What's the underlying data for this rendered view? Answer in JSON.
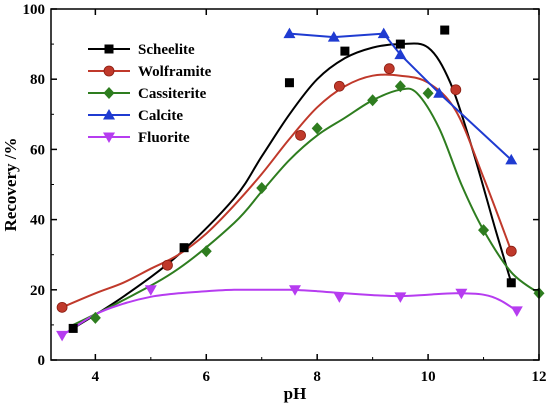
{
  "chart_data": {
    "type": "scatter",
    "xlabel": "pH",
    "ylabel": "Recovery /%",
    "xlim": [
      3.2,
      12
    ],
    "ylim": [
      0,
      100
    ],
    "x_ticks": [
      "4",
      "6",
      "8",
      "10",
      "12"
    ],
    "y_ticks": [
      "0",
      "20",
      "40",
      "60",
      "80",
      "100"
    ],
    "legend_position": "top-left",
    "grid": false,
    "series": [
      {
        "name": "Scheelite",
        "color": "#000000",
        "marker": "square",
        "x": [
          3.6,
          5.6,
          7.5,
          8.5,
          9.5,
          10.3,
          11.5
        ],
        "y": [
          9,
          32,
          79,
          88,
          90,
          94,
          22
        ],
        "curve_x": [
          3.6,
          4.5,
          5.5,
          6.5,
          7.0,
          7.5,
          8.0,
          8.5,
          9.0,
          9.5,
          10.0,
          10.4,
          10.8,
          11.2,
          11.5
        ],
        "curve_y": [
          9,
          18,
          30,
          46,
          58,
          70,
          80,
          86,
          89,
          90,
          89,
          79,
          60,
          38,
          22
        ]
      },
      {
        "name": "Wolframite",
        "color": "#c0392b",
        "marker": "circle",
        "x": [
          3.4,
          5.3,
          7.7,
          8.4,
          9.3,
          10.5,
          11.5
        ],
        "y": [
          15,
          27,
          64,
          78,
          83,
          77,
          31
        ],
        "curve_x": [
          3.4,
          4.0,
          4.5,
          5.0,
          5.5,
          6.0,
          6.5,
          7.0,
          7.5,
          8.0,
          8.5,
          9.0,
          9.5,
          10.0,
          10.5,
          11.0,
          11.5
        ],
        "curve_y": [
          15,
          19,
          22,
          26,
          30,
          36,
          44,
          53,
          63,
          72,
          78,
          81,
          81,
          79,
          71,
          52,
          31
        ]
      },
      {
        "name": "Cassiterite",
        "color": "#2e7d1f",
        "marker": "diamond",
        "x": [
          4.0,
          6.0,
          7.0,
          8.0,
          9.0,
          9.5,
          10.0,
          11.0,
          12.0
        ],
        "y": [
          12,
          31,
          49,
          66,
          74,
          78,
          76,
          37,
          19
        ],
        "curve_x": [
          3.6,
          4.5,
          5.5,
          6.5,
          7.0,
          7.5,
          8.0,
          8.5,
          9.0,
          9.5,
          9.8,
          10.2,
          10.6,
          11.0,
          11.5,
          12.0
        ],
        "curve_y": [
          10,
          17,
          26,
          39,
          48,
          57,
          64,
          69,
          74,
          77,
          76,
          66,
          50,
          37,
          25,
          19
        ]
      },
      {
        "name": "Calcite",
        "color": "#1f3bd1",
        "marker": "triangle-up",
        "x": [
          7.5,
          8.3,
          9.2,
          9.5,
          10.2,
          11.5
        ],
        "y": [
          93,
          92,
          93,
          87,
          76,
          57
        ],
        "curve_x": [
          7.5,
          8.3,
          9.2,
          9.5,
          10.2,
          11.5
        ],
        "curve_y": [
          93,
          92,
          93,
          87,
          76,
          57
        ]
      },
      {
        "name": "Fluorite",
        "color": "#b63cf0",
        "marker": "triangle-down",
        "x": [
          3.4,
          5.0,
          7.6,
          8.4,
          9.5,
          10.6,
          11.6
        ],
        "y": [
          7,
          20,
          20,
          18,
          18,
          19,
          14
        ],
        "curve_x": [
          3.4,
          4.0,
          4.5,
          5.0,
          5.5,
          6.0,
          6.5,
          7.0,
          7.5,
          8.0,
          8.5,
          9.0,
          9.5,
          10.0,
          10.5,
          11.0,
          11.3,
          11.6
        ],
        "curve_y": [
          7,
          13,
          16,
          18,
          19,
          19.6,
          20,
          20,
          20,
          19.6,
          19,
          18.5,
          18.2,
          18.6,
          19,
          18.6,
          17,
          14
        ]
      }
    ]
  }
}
===============
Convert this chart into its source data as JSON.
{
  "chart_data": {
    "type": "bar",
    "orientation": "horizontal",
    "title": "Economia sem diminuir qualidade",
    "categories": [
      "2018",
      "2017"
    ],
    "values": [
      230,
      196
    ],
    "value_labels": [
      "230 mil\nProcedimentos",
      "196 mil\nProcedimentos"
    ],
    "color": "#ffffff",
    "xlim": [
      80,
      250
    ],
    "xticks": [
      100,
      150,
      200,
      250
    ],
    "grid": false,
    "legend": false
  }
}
===============
▶ WHAT IS ASKED: Pick out each line containing the string "color" and copy it.

▶ RESULT FOR THIS EXERCISE:
        "color": "#000000",
        "color": "#c0392b",
        "color": "#2e7d1f",
        "color": "#1f3bd1",
        "color": "#b63cf0",
    "color": "#ffffff",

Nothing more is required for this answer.